# Entries:

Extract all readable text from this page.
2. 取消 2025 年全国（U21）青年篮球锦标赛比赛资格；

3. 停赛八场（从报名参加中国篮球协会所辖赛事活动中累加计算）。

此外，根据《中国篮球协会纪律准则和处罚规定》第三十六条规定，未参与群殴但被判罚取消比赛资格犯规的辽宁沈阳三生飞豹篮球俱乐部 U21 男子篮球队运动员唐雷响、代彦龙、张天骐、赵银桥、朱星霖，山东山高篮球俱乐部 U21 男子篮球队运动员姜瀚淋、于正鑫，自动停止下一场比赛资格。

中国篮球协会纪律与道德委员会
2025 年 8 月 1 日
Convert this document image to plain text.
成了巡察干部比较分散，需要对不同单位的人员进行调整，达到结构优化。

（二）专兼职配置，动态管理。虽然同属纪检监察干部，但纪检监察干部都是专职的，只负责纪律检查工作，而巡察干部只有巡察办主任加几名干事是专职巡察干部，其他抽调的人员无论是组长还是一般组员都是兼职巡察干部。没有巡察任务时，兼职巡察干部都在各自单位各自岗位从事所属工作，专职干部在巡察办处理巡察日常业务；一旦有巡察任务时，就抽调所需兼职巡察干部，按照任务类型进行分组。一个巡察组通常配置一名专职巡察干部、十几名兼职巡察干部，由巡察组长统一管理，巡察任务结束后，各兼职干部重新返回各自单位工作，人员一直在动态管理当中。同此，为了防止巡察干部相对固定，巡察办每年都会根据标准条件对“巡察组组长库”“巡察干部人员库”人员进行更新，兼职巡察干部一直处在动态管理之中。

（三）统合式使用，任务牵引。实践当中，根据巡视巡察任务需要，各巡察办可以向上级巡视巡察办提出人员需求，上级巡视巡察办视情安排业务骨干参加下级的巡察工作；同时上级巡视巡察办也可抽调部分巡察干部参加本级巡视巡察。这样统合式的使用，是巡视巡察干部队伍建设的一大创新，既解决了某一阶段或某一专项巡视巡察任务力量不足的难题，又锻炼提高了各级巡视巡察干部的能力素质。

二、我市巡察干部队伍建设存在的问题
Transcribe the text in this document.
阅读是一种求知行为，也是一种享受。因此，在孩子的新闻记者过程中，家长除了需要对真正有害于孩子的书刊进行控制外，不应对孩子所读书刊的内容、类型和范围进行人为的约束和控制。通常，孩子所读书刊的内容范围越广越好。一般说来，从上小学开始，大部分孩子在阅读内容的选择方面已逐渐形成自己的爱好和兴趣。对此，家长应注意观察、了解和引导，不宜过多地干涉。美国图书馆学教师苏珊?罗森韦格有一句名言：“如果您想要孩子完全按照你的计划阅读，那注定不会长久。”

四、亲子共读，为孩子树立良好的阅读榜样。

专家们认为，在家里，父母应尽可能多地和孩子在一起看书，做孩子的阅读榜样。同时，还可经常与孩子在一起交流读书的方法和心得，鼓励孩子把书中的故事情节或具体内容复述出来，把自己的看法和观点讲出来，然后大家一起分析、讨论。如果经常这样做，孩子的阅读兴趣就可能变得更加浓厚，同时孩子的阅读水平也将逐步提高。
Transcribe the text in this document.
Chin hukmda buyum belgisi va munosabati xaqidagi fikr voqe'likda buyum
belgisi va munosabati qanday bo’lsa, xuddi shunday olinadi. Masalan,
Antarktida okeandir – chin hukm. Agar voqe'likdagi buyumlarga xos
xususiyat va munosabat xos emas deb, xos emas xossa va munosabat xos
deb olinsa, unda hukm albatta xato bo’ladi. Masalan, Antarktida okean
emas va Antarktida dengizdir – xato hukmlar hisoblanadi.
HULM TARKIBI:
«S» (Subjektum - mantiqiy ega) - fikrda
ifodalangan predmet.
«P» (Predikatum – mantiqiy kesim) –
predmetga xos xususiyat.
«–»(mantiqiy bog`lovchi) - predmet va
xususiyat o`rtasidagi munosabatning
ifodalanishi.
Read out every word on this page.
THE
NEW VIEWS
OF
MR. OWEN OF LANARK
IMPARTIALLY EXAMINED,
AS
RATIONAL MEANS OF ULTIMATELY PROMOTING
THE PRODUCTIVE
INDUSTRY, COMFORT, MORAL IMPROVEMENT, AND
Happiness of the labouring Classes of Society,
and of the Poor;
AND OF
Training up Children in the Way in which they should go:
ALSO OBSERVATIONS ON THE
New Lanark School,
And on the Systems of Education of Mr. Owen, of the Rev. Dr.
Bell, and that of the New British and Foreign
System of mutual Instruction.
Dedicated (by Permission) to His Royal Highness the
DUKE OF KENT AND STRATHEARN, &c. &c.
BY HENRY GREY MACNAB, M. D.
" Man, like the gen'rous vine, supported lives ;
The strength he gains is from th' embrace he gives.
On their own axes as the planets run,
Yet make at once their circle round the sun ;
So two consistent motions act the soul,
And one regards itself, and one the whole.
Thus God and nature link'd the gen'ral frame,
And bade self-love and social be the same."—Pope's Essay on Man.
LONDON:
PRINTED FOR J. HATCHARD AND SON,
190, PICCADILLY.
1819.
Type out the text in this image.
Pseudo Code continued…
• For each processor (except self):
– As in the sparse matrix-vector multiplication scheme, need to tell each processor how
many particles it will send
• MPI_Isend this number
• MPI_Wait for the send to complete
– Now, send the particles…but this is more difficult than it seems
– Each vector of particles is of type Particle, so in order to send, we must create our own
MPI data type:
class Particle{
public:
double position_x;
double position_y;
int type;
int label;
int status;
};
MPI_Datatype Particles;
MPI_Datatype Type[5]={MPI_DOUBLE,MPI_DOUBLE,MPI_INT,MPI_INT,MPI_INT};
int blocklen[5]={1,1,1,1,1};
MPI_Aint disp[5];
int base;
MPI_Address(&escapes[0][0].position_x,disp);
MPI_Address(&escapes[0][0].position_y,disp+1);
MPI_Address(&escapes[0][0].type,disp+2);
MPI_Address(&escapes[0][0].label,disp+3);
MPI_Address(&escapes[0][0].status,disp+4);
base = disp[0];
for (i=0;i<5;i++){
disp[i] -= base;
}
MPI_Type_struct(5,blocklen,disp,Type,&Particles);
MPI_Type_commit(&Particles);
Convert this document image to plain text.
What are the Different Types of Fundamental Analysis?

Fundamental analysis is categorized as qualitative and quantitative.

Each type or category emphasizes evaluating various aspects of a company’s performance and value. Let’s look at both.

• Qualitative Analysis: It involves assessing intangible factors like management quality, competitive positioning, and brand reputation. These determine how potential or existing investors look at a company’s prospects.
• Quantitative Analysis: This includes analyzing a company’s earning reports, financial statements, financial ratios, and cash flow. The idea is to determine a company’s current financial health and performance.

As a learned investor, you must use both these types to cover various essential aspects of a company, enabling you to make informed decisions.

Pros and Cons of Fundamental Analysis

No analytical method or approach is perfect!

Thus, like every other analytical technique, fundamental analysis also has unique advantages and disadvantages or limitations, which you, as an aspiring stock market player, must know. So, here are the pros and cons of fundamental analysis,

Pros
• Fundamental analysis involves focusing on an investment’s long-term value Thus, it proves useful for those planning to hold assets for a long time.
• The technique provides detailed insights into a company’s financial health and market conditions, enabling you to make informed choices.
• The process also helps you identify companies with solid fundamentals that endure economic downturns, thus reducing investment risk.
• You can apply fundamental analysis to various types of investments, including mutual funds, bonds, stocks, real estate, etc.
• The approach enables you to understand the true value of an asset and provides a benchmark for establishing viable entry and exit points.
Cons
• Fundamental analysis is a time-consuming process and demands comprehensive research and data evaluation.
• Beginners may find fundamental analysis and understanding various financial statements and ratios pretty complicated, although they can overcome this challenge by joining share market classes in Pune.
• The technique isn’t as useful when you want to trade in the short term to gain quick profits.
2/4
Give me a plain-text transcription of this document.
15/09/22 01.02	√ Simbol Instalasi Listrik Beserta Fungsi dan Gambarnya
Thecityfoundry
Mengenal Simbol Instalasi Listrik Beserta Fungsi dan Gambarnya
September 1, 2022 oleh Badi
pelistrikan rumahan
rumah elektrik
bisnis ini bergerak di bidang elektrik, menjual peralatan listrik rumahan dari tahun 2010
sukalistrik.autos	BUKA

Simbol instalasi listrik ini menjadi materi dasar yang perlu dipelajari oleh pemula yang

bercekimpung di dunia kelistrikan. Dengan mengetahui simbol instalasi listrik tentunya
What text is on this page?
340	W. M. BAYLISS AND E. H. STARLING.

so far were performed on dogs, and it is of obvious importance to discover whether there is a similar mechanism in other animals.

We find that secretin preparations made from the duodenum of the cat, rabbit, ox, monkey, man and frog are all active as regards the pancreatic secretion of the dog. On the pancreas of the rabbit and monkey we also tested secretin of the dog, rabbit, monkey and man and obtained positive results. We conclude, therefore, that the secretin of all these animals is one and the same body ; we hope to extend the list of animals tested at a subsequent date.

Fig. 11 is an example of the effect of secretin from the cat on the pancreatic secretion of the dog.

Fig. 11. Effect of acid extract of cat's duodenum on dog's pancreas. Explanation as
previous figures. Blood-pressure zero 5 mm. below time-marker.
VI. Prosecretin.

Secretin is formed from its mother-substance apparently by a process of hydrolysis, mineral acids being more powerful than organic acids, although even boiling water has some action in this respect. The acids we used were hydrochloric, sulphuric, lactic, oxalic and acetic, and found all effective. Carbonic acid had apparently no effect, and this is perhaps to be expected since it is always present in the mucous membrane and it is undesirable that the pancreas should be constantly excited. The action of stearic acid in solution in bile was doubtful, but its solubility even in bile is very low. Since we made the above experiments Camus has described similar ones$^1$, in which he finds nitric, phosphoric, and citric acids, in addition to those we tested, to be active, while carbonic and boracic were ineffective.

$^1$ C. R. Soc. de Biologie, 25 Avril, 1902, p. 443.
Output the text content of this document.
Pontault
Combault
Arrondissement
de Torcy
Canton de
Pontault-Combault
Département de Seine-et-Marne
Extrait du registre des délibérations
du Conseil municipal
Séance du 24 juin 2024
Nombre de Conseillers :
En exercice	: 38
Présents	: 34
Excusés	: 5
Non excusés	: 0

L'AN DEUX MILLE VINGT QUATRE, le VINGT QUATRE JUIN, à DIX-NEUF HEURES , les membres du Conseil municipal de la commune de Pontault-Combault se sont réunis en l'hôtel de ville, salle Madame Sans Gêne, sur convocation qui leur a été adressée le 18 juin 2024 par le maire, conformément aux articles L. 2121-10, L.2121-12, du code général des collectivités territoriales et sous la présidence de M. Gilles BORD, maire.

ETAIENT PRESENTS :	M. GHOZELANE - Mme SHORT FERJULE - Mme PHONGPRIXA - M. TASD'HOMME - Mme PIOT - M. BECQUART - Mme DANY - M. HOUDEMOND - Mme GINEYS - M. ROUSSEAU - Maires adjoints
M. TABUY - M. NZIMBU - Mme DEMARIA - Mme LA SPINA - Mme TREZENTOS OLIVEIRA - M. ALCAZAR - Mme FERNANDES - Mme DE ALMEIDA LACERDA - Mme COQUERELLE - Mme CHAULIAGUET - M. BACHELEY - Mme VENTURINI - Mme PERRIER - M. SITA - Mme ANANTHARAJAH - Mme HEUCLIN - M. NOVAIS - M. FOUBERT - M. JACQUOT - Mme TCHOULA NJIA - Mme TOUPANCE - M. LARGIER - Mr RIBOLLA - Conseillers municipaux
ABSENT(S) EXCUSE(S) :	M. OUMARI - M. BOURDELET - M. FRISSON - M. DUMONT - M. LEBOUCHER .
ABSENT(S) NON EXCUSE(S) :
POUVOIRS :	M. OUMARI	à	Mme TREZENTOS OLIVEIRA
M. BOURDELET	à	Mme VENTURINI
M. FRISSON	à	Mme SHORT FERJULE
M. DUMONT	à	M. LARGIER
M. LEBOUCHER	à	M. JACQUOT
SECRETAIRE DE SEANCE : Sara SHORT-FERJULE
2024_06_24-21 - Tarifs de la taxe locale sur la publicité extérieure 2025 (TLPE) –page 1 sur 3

# Task to carry out:
Locate the word "analytical" in the entries, and copy every line where it is found.

# Expected answer:
No analytical method or approach is perfect!
Thus, like every other analytical technique, fundamental analysis also has unique advantages and disadvantages or limitations, which you, as an aspiring stock market player, must know. So, here are the pros and cons of fundamental analysis,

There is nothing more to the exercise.